++++ Source material

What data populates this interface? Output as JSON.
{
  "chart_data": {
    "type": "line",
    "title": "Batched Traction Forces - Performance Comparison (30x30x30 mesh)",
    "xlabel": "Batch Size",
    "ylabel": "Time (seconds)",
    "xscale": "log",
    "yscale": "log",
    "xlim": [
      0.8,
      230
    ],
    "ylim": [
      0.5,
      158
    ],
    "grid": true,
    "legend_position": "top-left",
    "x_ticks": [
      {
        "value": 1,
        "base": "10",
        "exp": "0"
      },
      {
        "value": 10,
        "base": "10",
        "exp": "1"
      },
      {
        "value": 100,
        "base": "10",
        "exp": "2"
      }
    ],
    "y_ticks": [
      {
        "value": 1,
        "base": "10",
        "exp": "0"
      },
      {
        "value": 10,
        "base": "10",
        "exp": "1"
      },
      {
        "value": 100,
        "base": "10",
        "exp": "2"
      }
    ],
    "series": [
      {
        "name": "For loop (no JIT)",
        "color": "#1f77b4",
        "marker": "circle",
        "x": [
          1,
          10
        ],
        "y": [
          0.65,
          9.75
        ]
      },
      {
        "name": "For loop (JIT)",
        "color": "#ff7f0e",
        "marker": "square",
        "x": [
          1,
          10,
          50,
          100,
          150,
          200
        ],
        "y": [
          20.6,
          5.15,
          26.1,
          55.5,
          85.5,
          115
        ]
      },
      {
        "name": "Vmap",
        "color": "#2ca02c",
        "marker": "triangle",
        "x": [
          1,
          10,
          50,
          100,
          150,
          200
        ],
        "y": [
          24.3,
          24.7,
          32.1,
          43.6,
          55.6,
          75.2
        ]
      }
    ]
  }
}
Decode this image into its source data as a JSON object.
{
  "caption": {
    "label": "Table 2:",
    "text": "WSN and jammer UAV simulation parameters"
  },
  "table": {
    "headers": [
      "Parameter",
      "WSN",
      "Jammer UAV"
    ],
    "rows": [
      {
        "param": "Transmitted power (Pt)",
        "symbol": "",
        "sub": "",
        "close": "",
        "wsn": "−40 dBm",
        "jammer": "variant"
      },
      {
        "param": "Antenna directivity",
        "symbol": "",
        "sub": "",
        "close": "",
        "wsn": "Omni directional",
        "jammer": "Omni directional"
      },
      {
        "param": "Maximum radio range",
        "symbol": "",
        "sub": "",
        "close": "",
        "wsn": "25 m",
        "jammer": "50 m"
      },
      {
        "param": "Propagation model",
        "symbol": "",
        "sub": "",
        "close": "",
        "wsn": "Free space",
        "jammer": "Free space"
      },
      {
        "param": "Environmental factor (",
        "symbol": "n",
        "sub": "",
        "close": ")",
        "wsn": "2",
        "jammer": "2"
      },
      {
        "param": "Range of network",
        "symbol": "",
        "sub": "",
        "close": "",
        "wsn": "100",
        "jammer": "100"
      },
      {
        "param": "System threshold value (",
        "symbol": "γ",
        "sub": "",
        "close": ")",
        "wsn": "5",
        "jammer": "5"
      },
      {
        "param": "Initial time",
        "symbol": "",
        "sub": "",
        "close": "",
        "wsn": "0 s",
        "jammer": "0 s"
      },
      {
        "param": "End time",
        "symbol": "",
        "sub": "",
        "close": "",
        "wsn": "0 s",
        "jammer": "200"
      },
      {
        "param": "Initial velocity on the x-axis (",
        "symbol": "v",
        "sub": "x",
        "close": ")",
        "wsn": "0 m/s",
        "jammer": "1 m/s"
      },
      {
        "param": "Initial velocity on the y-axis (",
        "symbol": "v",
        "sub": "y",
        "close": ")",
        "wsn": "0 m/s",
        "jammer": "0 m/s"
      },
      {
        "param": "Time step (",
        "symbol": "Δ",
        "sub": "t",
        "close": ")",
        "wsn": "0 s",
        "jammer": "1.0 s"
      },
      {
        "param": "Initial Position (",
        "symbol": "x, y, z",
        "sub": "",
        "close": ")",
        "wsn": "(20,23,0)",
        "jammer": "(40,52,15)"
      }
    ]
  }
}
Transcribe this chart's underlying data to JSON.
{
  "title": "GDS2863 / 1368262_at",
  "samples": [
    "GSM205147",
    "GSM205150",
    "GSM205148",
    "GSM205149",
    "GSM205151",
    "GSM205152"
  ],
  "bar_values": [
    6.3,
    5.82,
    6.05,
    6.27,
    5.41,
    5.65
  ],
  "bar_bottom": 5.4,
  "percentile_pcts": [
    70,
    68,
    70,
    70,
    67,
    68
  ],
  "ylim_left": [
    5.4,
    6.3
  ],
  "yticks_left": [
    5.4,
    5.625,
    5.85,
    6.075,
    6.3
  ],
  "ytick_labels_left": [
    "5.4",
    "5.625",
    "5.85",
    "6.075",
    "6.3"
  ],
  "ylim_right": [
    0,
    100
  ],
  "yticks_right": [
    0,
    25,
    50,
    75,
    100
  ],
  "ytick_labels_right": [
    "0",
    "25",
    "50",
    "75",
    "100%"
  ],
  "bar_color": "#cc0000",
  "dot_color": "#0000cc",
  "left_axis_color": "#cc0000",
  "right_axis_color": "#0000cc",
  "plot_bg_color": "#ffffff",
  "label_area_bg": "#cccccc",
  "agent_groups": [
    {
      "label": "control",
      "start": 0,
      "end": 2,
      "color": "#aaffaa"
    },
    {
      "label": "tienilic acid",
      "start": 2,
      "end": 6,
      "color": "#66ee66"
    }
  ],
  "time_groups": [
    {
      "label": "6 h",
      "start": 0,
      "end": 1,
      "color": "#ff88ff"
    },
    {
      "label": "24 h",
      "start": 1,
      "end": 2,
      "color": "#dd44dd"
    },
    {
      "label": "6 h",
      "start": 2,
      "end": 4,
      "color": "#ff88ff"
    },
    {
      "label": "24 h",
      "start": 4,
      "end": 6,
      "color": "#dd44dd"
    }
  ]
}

++++++++

Please output the entire listing exactly as it stands.

What data populates this interface? Output as JSON.
{
  "chart_data": {
    "type": "line",
    "title": "Batched Traction Forces - Performance Comparison (30x30x30 mesh)",
    "xlabel": "Batch Size",
    "ylabel": "Time (seconds)",
    "xscale": "log",
    "yscale": "log",
    "xlim": [
      0.8,
      230
    ],
    "ylim": [
      0.5,
      158
    ],
    "grid": true,
    "legend_position": "top-left",
    "x_ticks": [
      {
        "value": 1,
        "base": "10",
        "exp": "0"
      },
      {
        "value": 10,
        "base": "10",
        "exp": "1"
      },
      {
        "value": 100,
        "base": "10",
        "exp": "2"
      }
    ],
    "y_ticks": [
      {
        "value": 1,
        "base": "10",
        "exp": "0"
      },
      {
        "value": 10,
        "base": "10",
        "exp": "1"
      },
      {
        "value": 100,
        "base": "10",
        "exp": "2"
      }
    ],
    "series": [
      {
        "name": "For loop (no JIT)",
        "color": "#1f77b4",
        "marker": "circle",
        "x": [
          1,
          10
        ],
        "y": [
          0.65,
          9.75
        ]
      },
      {
        "name": "For loop (JIT)",
        "color": "#ff7f0e",
        "marker": "square",
        "x": [
          1,
          10,
          50,
          100,
          150,
          200
        ],
        "y": [
          20.6,
          5.15,
          26.1,
          55.5,
          85.5,
          115
        ]
      },
      {
        "name": "Vmap",
        "color": "#2ca02c",
        "marker": "triangle",
        "x": [
          1,
          10,
          50,
          100,
          150,
          200
        ],
        "y": [
          24.3,
          24.7,
          32.1,
          43.6,
          55.6,
          75.2
        ]
      }
    ]
  }
}
Decode this image into its source data as a JSON object.
{
  "caption": {
    "label": "Table 2:",
    "text": "WSN and jammer UAV simulation parameters"
  },
  "table": {
    "headers": [
      "Parameter",
      "WSN",
      "Jammer UAV"
    ],
    "rows": [
      {
        "param": "Transmitted power (Pt)",
        "symbol": "",
        "sub": "",
        "close": "",
        "wsn": "−40 dBm",
        "jammer": "variant"
      },
      {
        "param": "Antenna directivity",
        "symbol": "",
        "sub": "",
        "close": "",
        "wsn": "Omni directional",
        "jammer": "Omni directional"
      },
      {
        "param": "Maximum radio range",
        "symbol": "",
        "sub": "",
        "close": "",
        "wsn": "25 m",
        "jammer": "50 m"
      },
      {
        "param": "Propagation model",
        "symbol": "",
        "sub": "",
        "close": "",
        "wsn": "Free space",
        "jammer": "Free space"
      },
      {
        "param": "Environmental factor (",
        "symbol": "n",
        "sub": "",
        "close": ")",
        "wsn": "2",
        "jammer": "2"
      },
      {
        "param": "Range of network",
        "symbol": "",
        "sub": "",
        "close": "",
        "wsn": "100",
        "jammer": "100"
      },
      {
        "param": "System threshold value (",
        "symbol": "γ",
        "sub": "",
        "close": ")",
        "wsn": "5",
        "jammer": "5"
      },
      {
        "param": "Initial time",
        "symbol": "",
        "sub": "",
        "close": "",
        "wsn": "0 s",
        "jammer": "0 s"
      },
      {
        "param": "End time",
        "symbol": "",
        "sub": "",
        "close": "",
        "wsn": "0 s",
        "jammer": "200"
      },
      {
        "param": "Initial velocity on the x-axis (",
        "symbol": "v",
        "sub": "x",
        "close": ")",
        "wsn": "0 m/s",
        "jammer": "1 m/s"
      },
      {
        "param": "Initial velocity on the y-axis (",
        "symbol": "v",
        "sub": "y",
        "close": ")",
        "wsn": "0 m/s",
        "jammer": "0 m/s"
      },
      {
        "param": "Time step (",
        "symbol": "Δ",
        "sub": "t",
        "close": ")",
        "wsn": "0 s",
        "jammer": "1.0 s"
      },
      {
        "param": "Initial Position (",
        "symbol": "x, y, z",
        "sub": "",
        "close": ")",
        "wsn": "(20,23,0)",
        "jammer": "(40,52,15)"
      }
    ]
  }
}
Transcribe this chart's underlying data to JSON.
{
  "title": "GDS2863 / 1368262_at",
  "samples": [
    "GSM205147",
    "GSM205150",
    "GSM205148",
    "GSM205149",
    "GSM205151",
    "GSM205152"
  ],
  "bar_values": [
    6.3,
    5.82,
    6.05,
    6.27,
    5.41,
    5.65
  ],
  "bar_bottom": 5.4,
  "percentile_pcts": [
    70,
    68,
    70,
    70,
    67,
    68
  ],
  "ylim_left": [
    5.4,
    6.3
  ],
  "yticks_left": [
    5.4,
    5.625,
    5.85,
    6.075,
    6.3
  ],
  "ytick_labels_left": [
    "5.4",
    "5.625",
    "5.85",
    "6.075",
    "6.3"
  ],
  "ylim_right": [
    0,
    100
  ],
  "yticks_right": [
    0,
    25,
    50,
    75,
    100
  ],
  "ytick_labels_right": [
    "0",
    "25",
    "50",
    "75",
    "100%"
  ],
  "bar_color": "#cc0000",
  "dot_color": "#0000cc",
  "left_axis_color": "#cc0000",
  "right_axis_color": "#0000cc",
  "plot_bg_color": "#ffffff",
  "label_area_bg": "#cccccc",
  "agent_groups": [
    {
      "label": "control",
      "start": 0,
      "end": 2,
      "color": "#aaffaa"
    },
    {
      "label": "tienilic acid",
      "start": 2,
      "end": 6,
      "color": "#66ee66"
    }
  ],
  "time_groups": [
    {
      "label": "6 h",
      "start": 0,
      "end": 1,
      "color": "#ff88ff"
    },
    {
      "label": "24 h",
      "start": 1,
      "end": 2,
      "color": "#dd44dd"
    },
    {
      "label": "6 h",
      "start": 2,
      "end": 4,
      "color": "#ff88ff"
    },
    {
      "label": "24 h",
      "start": 4,
      "end": 6,
      "color": "#dd44dd"
    }
  ]
}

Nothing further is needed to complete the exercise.